What the task asks: Collect every line in the records below that contains the word "content".

Entries with figure data:
------

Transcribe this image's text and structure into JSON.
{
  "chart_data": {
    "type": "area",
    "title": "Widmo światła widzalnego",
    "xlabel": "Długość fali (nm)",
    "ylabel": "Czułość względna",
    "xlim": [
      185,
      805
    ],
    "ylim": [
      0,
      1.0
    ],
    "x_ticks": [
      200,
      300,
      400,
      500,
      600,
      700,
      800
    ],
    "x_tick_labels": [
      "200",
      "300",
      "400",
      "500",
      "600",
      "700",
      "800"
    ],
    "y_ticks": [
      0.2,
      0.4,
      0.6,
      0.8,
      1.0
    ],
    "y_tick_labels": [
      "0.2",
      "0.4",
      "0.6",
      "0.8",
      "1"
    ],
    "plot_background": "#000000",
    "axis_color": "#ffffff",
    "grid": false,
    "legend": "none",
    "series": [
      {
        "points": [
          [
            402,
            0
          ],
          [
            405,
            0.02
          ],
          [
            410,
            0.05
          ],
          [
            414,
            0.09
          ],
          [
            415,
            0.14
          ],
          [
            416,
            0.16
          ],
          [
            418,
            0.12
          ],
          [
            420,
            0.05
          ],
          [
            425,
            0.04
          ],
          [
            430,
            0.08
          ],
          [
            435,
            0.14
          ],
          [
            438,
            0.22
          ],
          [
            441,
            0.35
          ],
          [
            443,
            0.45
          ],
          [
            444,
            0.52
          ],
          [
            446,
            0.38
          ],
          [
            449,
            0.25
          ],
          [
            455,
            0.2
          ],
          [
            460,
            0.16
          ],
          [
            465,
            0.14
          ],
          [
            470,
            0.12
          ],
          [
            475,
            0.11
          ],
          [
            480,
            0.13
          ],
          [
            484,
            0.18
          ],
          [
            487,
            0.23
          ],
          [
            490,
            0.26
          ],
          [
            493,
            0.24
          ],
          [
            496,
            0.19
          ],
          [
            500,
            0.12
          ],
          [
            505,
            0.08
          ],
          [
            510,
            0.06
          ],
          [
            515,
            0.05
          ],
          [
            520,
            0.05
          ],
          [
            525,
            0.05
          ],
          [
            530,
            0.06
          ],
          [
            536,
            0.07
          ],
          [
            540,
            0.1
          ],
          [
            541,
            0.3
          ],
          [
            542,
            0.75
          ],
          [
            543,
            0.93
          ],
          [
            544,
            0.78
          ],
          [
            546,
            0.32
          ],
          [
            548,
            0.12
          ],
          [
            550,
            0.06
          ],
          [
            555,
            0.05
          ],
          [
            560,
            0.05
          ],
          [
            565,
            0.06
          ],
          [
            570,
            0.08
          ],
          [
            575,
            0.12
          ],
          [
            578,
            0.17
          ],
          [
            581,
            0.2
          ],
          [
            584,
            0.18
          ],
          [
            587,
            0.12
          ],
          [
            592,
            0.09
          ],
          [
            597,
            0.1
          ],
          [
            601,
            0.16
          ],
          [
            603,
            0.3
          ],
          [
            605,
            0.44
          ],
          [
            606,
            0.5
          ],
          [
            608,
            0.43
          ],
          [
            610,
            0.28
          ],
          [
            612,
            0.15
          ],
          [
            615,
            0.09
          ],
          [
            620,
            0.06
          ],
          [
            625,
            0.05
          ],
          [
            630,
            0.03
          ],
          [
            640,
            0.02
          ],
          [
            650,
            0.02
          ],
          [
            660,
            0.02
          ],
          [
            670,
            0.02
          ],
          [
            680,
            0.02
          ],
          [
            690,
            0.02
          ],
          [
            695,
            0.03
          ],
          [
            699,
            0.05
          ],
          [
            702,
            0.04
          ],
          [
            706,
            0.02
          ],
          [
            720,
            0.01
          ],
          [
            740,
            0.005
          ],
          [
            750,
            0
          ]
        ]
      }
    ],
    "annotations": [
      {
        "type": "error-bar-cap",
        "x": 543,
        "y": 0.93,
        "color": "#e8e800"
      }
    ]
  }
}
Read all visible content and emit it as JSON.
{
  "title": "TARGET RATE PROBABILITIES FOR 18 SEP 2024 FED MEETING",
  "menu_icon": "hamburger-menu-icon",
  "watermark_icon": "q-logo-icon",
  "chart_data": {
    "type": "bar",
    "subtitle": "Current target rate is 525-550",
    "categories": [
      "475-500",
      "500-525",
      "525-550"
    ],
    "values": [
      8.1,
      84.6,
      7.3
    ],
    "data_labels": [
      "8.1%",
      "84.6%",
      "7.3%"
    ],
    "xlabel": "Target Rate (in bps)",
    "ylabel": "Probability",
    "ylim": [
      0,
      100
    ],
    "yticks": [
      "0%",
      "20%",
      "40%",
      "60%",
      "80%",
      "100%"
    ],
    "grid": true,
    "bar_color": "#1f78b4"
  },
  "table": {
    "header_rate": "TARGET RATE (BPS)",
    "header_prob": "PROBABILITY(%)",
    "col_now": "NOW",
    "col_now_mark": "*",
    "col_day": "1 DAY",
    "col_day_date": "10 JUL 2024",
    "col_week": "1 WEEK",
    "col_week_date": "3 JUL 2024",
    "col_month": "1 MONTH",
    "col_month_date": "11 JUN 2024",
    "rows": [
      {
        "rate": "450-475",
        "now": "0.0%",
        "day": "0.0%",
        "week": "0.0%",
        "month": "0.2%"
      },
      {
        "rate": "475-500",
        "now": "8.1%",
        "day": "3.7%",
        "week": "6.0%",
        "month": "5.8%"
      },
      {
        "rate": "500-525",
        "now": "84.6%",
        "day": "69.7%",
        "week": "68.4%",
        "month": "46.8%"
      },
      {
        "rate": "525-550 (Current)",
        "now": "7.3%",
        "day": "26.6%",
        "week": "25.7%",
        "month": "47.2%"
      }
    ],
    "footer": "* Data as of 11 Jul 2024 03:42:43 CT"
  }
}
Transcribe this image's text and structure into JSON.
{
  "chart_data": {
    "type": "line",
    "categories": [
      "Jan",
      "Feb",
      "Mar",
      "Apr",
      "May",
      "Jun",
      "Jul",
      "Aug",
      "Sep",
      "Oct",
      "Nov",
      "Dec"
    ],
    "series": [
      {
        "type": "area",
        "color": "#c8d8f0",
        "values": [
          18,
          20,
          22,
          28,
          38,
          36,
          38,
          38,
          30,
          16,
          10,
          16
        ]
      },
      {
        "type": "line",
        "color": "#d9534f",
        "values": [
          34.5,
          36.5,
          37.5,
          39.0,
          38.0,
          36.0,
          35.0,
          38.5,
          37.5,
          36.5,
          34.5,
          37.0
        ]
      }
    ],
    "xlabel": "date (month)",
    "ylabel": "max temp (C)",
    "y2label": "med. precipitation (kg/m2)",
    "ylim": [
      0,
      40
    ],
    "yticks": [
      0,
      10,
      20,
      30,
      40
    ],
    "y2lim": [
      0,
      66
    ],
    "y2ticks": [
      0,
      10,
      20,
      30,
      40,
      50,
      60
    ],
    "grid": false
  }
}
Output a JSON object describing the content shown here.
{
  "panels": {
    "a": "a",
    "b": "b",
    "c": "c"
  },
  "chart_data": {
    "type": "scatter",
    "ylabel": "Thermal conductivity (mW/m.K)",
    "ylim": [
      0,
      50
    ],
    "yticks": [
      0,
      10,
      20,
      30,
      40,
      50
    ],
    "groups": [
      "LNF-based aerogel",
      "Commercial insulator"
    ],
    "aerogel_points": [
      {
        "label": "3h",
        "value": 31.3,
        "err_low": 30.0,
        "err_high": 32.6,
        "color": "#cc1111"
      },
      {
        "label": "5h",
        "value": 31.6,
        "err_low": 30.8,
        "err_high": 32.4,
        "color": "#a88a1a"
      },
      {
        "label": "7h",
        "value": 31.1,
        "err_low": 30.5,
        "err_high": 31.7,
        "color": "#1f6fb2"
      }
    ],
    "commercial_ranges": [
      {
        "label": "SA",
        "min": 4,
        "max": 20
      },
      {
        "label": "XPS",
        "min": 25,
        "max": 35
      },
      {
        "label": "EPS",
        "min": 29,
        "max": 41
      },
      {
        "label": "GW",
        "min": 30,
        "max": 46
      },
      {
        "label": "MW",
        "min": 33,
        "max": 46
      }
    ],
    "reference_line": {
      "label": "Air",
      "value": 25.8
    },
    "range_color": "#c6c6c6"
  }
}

------

Finished answer:
Read all visible content and emit it as JSON.
Output a JSON object describing the content shown here.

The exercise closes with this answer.